● TO DO:
Return each line that holds the word "Grade".

● EXERCISE DATA:
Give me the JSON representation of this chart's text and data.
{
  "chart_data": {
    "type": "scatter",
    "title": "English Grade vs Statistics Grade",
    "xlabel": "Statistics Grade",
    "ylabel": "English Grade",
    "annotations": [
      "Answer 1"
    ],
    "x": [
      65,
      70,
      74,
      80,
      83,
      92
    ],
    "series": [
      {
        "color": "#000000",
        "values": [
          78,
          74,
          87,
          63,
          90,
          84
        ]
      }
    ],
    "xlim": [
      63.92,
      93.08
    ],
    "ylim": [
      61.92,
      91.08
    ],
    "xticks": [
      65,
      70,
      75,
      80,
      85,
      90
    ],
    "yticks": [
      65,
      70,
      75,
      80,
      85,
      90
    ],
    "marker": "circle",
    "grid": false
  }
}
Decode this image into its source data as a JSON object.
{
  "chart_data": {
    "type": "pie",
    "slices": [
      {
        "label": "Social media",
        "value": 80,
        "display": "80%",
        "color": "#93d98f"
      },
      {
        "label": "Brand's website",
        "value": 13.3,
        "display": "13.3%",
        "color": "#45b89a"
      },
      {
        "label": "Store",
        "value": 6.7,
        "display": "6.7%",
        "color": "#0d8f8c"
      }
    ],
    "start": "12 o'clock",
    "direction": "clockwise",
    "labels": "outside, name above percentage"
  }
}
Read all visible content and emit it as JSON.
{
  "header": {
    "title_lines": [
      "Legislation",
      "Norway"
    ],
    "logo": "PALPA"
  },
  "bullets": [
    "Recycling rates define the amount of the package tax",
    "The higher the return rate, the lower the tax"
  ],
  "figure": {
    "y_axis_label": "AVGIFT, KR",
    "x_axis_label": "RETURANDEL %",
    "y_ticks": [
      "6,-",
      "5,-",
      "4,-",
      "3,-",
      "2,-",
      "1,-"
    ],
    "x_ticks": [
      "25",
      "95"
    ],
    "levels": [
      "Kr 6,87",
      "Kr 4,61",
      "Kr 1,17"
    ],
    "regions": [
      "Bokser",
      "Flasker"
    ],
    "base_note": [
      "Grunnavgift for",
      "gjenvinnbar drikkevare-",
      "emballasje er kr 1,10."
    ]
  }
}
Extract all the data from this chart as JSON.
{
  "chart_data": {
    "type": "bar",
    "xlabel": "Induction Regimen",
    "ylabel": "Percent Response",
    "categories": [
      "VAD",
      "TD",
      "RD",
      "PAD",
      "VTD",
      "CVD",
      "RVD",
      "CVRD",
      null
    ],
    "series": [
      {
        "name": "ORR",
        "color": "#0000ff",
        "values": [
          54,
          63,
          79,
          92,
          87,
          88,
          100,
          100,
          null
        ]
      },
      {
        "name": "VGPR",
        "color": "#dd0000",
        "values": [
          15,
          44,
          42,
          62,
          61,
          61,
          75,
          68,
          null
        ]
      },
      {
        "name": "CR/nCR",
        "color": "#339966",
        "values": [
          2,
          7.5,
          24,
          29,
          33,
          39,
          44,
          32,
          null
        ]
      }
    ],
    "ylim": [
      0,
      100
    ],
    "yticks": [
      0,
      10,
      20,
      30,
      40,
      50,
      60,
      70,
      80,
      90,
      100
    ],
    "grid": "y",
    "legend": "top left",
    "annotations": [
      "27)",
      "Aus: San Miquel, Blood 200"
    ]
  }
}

● ANSWER BELOW:
    "title": "English Grade vs Statistics Grade",
    "xlabel": "Statistics Grade",
    "ylabel": "English Grade",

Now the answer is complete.